• _What you should do_:
Extract each line of the data and write it out again exactly.

• _Record set_:
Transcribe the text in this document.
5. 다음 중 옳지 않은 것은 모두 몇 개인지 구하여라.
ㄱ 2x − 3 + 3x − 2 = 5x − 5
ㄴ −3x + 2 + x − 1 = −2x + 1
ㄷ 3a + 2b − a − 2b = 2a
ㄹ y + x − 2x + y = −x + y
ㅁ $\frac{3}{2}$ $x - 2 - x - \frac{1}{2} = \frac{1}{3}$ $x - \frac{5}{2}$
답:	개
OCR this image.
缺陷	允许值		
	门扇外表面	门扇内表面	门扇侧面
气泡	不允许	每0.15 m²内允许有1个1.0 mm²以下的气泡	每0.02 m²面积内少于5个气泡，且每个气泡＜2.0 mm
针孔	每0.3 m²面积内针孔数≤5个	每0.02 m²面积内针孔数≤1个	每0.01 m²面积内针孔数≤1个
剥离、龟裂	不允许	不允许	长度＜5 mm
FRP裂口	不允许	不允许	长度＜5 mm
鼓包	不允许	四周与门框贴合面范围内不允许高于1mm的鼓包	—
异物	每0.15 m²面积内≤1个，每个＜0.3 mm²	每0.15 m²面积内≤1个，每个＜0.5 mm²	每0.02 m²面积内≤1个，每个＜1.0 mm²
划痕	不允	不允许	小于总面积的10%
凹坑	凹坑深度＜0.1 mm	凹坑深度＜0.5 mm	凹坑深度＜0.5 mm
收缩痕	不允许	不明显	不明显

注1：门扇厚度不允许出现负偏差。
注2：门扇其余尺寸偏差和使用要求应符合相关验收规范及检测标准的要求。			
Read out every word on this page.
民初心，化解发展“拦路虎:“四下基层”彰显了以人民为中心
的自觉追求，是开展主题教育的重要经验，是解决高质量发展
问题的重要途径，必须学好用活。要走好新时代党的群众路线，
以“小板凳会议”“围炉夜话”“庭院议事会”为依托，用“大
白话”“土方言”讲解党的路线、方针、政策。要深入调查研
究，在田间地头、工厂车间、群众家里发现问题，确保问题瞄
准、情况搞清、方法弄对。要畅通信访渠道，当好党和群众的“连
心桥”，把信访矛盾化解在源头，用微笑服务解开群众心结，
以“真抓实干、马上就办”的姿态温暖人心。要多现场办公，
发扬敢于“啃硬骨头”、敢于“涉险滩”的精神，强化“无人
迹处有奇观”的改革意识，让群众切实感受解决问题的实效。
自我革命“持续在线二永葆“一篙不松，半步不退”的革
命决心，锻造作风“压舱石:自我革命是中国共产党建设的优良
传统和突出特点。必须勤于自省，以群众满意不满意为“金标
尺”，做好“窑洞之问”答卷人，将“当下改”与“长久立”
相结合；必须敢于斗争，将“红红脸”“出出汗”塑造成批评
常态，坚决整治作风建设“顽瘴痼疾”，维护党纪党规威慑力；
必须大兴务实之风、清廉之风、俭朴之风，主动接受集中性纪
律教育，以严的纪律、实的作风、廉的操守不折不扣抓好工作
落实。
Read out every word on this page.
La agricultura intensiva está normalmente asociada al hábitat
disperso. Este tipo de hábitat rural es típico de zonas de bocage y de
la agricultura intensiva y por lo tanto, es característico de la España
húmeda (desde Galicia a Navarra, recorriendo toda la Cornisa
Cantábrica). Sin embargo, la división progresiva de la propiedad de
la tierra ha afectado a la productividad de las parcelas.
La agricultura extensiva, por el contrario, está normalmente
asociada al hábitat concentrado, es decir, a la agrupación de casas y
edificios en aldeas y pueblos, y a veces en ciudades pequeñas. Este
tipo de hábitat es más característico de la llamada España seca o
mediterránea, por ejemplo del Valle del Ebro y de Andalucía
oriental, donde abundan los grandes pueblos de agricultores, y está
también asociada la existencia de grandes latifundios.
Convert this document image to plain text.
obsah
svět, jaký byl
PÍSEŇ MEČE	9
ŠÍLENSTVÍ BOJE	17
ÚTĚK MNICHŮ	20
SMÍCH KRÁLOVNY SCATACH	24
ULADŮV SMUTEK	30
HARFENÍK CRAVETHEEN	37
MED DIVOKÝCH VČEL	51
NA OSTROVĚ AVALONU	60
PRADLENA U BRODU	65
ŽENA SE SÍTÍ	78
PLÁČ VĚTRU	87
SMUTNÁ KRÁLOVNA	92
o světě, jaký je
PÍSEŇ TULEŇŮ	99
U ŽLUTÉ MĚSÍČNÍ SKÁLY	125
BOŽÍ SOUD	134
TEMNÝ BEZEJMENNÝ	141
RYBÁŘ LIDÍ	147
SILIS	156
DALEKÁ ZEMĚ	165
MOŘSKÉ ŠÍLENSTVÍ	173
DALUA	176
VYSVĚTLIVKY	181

• _Answer to this exercise_:
Transcribe the text in this document.
5. 다음 중 옳지 않은 것은 모두 몇 개인지 구하여라.
ㄱ 2x − 3 + 3x − 2 = 5x − 5
ㄴ −3x + 2 + x − 1 = −2x + 1
ㄷ 3a + 2b − a − 2b = 2a
ㄹ y + x − 2x + y = −x + y
ㅁ $\frac{3}{2}$ $x - 2 - x - \frac{1}{2} = \frac{1}{3}$ $x - \frac{5}{2}$
답:	개
OCR this image.
缺陷	允许值		
	门扇外表面	门扇内表面	门扇侧面
气泡	不允许	每0.15 m²内允许有1个1.0 mm²以下的气泡	每0.02 m²面积内少于5个气泡，且每个气泡＜2.0 mm
针孔	每0.3 m²面积内针孔数≤5个	每0.02 m²面积内针孔数≤1个	每0.01 m²面积内针孔数≤1个
剥离、龟裂	不允许	不允许	长度＜5 mm
FRP裂口	不允许	不允许	长度＜5 mm
鼓包	不允许	四周与门框贴合面范围内不允许高于1mm的鼓包	—
异物	每0.15 m²面积内≤1个，每个＜0.3 mm²	每0.15 m²面积内≤1个，每个＜0.5 mm²	每0.02 m²面积内≤1个，每个＜1.0 mm²
划痕	不允	不允许	小于总面积的10%
凹坑	凹坑深度＜0.1 mm	凹坑深度＜0.5 mm	凹坑深度＜0.5 mm
收缩痕	不允许	不明显	不明显

注1：门扇厚度不允许出现负偏差。
注2：门扇其余尺寸偏差和使用要求应符合相关验收规范及检测标准的要求。			
Read out every word on this page.
民初心，化解发展“拦路虎:“四下基层”彰显了以人民为中心
的自觉追求，是开展主题教育的重要经验，是解决高质量发展
问题的重要途径，必须学好用活。要走好新时代党的群众路线，
以“小板凳会议”“围炉夜话”“庭院议事会”为依托，用“大
白话”“土方言”讲解党的路线、方针、政策。要深入调查研
究，在田间地头、工厂车间、群众家里发现问题，确保问题瞄
准、情况搞清、方法弄对。要畅通信访渠道，当好党和群众的“连
心桥”，把信访矛盾化解在源头，用微笑服务解开群众心结，
以“真抓实干、马上就办”的姿态温暖人心。要多现场办公，
发扬敢于“啃硬骨头”、敢于“涉险滩”的精神，强化“无人
迹处有奇观”的改革意识，让群众切实感受解决问题的实效。
自我革命“持续在线二永葆“一篙不松，半步不退”的革
命决心，锻造作风“压舱石:自我革命是中国共产党建设的优良
传统和突出特点。必须勤于自省，以群众满意不满意为“金标
尺”，做好“窑洞之问”答卷人，将“当下改”与“长久立”
相结合；必须敢于斗争，将“红红脸”“出出汗”塑造成批评
常态，坚决整治作风建设“顽瘴痼疾”，维护党纪党规威慑力；
必须大兴务实之风、清廉之风、俭朴之风，主动接受集中性纪
律教育，以严的纪律、实的作风、廉的操守不折不扣抓好工作
落实。
Read out every word on this page.
La agricultura intensiva está normalmente asociada al hábitat
disperso. Este tipo de hábitat rural es típico de zonas de bocage y de
la agricultura intensiva y por lo tanto, es característico de la España
húmeda (desde Galicia a Navarra, recorriendo toda la Cornisa
Cantábrica). Sin embargo, la división progresiva de la propiedad de
la tierra ha afectado a la productividad de las parcelas.
La agricultura extensiva, por el contrario, está normalmente
asociada al hábitat concentrado, es decir, a la agrupación de casas y
edificios en aldeas y pueblos, y a veces en ciudades pequeñas. Este
tipo de hábitat es más característico de la llamada España seca o
mediterránea, por ejemplo del Valle del Ebro y de Andalucía
oriental, donde abundan los grandes pueblos de agricultores, y está
también asociada la existencia de grandes latifundios.
Convert this document image to plain text.
obsah
svět, jaký byl
PÍSEŇ MEČE	9
ŠÍLENSTVÍ BOJE	17
ÚTĚK MNICHŮ	20
SMÍCH KRÁLOVNY SCATACH	24
ULADŮV SMUTEK	30
HARFENÍK CRAVETHEEN	37
MED DIVOKÝCH VČEL	51
NA OSTROVĚ AVALONU	60
PRADLENA U BRODU	65
ŽENA SE SÍTÍ	78
PLÁČ VĚTRU	87
SMUTNÁ KRÁLOVNA	92
o světě, jaký je
PÍSEŇ TULEŇŮ	99
U ŽLUTÉ MĚSÍČNÍ SKÁLY	125
BOŽÍ SOUD	134
TEMNÝ BEZEJMENNÝ	141
RYBÁŘ LIDÍ	147
SILIS	156
DALEKÁ ZEMĚ	165
MOŘSKÉ ŠÍLENSTVÍ	173
DALUA	176
VYSVĚTLIVKY	181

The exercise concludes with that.